[TASK PROMPT] Provide an exact copy of the data, excluding the images.

[MATERIAL SHOWN]
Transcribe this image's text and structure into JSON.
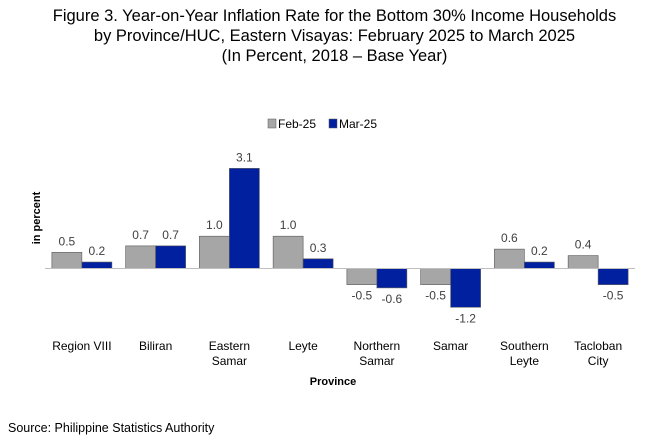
{
  "chart_data": {
    "type": "bar",
    "title": [
      "Figure 3. Year-on-Year Inflation Rate for the Bottom 30% Income Households",
      "by Province/HUC, Eastern Visayas: February 2025 to March 2025",
      "(In Percent, 2018 – Base Year)"
    ],
    "xlabel": "Province",
    "ylabel": "in percent",
    "categories": [
      [
        "Region VIII"
      ],
      [
        "Biliran"
      ],
      [
        "Eastern",
        "Samar"
      ],
      [
        "Leyte"
      ],
      [
        "Northern",
        "Samar"
      ],
      [
        "Samar"
      ],
      [
        "Southern",
        "Leyte"
      ],
      [
        "Tacloban",
        "City"
      ]
    ],
    "series": [
      {
        "name": "Feb-25",
        "color": "#a6a6a6",
        "values": [
          0.5,
          0.7,
          1.0,
          1.0,
          -0.5,
          -0.5,
          0.6,
          0.4
        ]
      },
      {
        "name": "Mar-25",
        "color": "#0020a0",
        "values": [
          0.2,
          0.7,
          3.1,
          0.3,
          -0.6,
          -1.2,
          0.2,
          -0.5
        ]
      }
    ],
    "ylim": [
      -1.2,
      3.1
    ],
    "grid": false,
    "legend_position": "top-center",
    "source": "Source: Philippine Statistics Authority"
  }
}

[CORRECT RESPONSE]
Transcribe this image's text and structure into JSON.
{
  "chart_data": {
    "type": "bar",
    "title": [
      "Figure 3. Year-on-Year Inflation Rate for the Bottom 30% Income Households",
      "by Province/HUC, Eastern Visayas: February 2025 to March 2025",
      "(In Percent, 2018 – Base Year)"
    ],
    "xlabel": "Province",
    "ylabel": "in percent",
    "categories": [
      [
        "Region VIII"
      ],
      [
        "Biliran"
      ],
      [
        "Eastern",
        "Samar"
      ],
      [
        "Leyte"
      ],
      [
        "Northern",
        "Samar"
      ],
      [
        "Samar"
      ],
      [
        "Southern",
        "Leyte"
      ],
      [
        "Tacloban",
        "City"
      ]
    ],
    "series": [
      {
        "name": "Feb-25",
        "color": "#a6a6a6",
        "values": [
          0.5,
          0.7,
          1.0,
          1.0,
          -0.5,
          -0.5,
          0.6,
          0.4
        ]
      },
      {
        "name": "Mar-25",
        "color": "#0020a0",
        "values": [
          0.2,
          0.7,
          3.1,
          0.3,
          -0.6,
          -1.2,
          0.2,
          -0.5
        ]
      }
    ],
    "ylim": [
      -1.2,
      3.1
    ],
    "grid": false,
    "legend_position": "top-center",
    "source": "Source: Philippine Statistics Authority"
  }
}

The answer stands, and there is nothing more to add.